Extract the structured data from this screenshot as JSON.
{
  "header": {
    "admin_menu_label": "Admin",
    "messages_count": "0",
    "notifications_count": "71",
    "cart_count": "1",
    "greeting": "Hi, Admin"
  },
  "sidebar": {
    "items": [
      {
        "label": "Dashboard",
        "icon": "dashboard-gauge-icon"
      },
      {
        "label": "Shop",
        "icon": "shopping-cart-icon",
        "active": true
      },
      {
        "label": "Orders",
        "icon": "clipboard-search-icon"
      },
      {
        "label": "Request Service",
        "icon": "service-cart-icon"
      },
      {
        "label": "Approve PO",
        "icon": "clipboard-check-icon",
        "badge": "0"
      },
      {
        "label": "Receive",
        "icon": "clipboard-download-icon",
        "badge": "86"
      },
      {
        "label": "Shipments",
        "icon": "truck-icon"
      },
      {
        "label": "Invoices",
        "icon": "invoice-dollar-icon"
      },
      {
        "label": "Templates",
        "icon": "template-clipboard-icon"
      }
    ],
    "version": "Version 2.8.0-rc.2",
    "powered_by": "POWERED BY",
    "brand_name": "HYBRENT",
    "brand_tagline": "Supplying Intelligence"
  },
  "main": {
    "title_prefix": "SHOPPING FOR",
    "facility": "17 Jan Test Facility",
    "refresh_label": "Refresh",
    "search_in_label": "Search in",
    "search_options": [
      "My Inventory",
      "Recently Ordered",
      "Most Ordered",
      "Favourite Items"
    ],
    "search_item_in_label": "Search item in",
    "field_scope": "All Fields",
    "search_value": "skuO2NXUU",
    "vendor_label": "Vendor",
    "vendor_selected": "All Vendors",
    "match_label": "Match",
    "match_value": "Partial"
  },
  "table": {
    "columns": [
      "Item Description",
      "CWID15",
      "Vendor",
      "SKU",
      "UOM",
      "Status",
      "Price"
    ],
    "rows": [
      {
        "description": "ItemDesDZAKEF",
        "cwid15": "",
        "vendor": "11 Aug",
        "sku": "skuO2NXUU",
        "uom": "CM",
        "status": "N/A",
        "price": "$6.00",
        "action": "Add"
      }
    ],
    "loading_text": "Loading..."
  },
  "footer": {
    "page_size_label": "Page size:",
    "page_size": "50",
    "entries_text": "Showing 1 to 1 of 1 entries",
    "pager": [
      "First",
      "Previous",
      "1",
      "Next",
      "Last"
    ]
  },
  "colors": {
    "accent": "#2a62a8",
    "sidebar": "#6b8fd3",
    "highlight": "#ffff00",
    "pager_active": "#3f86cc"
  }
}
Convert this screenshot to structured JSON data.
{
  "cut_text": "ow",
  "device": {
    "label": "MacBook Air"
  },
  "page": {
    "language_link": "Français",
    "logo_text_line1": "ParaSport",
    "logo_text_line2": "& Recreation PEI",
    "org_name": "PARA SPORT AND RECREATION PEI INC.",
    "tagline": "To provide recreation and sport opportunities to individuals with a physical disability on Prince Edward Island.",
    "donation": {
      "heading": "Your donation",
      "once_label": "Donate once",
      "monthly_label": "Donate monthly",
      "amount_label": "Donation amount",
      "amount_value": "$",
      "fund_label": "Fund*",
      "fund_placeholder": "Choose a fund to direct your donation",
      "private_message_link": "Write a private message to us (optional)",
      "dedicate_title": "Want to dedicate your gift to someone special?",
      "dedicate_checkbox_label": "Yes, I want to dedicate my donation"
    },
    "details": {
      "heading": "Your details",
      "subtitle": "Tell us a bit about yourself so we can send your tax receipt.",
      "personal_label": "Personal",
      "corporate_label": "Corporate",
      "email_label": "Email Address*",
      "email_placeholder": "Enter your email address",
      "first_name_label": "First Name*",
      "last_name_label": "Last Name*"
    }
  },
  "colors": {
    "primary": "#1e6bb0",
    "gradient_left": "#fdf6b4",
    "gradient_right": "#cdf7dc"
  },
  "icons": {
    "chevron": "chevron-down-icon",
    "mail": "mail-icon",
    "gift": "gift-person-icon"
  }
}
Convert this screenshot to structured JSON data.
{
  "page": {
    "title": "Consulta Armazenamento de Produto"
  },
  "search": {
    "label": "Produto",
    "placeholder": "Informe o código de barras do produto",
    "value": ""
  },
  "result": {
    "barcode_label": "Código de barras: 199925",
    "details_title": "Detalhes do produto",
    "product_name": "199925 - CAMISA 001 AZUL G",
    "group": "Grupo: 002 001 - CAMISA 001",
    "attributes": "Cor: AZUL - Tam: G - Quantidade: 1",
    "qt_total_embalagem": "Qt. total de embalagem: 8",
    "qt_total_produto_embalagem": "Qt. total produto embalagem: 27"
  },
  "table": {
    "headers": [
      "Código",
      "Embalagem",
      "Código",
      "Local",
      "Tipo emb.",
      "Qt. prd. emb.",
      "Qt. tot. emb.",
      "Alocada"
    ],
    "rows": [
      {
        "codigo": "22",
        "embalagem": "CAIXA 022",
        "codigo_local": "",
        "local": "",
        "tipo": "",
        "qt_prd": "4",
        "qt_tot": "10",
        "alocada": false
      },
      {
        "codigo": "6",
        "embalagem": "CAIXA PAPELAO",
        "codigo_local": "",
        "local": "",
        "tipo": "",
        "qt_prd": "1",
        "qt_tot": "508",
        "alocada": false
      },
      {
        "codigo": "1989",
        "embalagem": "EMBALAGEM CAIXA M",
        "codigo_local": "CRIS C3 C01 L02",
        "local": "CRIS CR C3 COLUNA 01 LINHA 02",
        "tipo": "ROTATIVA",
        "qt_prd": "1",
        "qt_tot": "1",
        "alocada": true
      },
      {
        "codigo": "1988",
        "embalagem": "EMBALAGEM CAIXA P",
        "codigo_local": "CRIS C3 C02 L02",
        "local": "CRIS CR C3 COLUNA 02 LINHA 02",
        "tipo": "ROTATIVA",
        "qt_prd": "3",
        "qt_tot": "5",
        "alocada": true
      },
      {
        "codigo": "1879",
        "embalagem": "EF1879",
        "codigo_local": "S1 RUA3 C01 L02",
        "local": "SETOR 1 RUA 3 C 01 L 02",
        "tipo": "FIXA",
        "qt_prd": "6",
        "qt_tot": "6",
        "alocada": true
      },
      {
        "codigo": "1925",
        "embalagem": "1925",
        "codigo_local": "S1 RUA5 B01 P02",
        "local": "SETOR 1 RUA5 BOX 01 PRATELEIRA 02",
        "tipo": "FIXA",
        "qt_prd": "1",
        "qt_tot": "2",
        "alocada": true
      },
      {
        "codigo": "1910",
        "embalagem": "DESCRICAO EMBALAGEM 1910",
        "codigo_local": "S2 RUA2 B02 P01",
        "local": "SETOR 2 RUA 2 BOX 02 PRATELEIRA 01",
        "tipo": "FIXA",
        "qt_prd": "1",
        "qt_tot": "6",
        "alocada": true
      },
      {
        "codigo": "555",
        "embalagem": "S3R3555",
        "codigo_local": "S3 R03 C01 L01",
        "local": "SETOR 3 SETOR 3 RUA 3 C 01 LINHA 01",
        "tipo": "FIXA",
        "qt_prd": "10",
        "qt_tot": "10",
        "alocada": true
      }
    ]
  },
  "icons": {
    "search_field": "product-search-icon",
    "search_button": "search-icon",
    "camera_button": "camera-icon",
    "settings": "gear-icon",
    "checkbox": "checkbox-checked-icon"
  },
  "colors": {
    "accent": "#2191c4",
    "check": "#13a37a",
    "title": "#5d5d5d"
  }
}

* * *

**WHAT THE EXERCISE ASKS**
Using the listing above, show each line holding the string "CRIS".

**RESULT**
        "codigo_local": "CRIS C3 C01 L02",
        "local": "CRIS CR C3 COLUNA 01 LINHA 02",
        "codigo_local": "CRIS C3 C02 L02",
        "local": "CRIS CR C3 COLUNA 02 LINHA 02",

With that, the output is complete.